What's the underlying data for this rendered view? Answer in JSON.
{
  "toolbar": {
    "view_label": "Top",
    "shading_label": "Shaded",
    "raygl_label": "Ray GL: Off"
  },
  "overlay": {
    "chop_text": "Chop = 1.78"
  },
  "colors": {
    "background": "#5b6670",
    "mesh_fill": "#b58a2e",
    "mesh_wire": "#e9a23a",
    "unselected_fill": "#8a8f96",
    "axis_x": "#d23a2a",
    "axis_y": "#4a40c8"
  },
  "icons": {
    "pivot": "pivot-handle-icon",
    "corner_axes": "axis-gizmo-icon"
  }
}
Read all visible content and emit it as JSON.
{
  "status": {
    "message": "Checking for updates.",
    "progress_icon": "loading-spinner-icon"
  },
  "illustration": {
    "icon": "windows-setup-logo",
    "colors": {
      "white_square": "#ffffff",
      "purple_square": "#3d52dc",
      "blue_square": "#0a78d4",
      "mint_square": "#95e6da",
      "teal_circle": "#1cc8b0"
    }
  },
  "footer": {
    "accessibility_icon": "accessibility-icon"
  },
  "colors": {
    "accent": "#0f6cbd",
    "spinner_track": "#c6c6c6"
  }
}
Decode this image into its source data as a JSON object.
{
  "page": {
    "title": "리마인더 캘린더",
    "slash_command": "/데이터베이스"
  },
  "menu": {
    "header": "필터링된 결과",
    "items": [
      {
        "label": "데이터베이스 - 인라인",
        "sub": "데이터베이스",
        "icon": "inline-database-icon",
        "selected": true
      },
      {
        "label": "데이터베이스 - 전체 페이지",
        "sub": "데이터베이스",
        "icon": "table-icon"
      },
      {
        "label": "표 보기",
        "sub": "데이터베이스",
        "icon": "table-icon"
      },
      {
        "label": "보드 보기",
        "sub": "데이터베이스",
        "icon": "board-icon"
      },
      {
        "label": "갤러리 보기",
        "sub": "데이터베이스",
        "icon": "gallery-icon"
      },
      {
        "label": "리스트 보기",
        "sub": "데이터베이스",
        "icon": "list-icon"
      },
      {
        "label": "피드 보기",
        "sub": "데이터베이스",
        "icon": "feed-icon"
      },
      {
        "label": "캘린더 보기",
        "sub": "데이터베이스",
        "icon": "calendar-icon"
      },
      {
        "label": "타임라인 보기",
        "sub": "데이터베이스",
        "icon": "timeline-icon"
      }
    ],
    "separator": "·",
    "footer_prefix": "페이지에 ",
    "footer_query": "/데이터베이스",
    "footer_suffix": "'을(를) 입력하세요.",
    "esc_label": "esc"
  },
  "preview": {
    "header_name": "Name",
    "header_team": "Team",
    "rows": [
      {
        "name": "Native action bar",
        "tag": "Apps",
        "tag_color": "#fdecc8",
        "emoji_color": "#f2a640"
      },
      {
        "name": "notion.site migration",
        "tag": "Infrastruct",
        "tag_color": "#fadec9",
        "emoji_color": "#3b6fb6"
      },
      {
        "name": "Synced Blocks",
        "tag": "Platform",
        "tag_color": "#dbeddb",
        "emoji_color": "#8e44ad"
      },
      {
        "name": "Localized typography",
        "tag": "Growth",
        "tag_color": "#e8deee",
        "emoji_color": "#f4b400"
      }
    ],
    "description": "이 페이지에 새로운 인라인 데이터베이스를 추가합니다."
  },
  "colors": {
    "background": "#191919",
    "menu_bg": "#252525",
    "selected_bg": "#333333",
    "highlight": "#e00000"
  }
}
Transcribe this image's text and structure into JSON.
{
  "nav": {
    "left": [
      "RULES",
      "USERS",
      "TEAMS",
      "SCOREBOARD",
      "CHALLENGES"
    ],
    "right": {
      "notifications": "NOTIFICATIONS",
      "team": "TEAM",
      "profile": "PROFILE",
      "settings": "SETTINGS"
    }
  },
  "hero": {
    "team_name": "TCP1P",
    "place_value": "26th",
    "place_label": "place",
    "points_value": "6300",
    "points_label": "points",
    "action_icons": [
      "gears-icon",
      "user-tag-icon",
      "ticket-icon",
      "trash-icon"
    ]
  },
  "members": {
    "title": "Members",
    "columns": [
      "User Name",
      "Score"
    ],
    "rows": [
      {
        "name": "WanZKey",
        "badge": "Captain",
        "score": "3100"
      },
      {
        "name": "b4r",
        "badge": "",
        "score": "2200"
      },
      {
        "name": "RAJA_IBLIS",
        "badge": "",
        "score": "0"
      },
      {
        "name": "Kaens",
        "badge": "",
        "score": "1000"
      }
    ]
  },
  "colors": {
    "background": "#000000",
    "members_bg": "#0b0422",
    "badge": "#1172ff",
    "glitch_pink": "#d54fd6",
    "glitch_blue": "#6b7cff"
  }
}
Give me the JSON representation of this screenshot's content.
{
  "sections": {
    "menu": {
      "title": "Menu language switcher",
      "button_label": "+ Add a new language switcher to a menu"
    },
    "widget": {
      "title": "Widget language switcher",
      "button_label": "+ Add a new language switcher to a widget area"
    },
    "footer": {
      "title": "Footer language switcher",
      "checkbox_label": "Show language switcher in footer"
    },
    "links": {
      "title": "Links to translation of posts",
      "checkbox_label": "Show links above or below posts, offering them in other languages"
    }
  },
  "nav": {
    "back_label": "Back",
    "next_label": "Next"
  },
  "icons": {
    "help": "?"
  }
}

········

§ **Written request**: Where a line contains the string "image", extract that line.

§ **Task solution**:
Decode this image into its source data as a JSON object.
Transcribe this image's text and structure into JSON.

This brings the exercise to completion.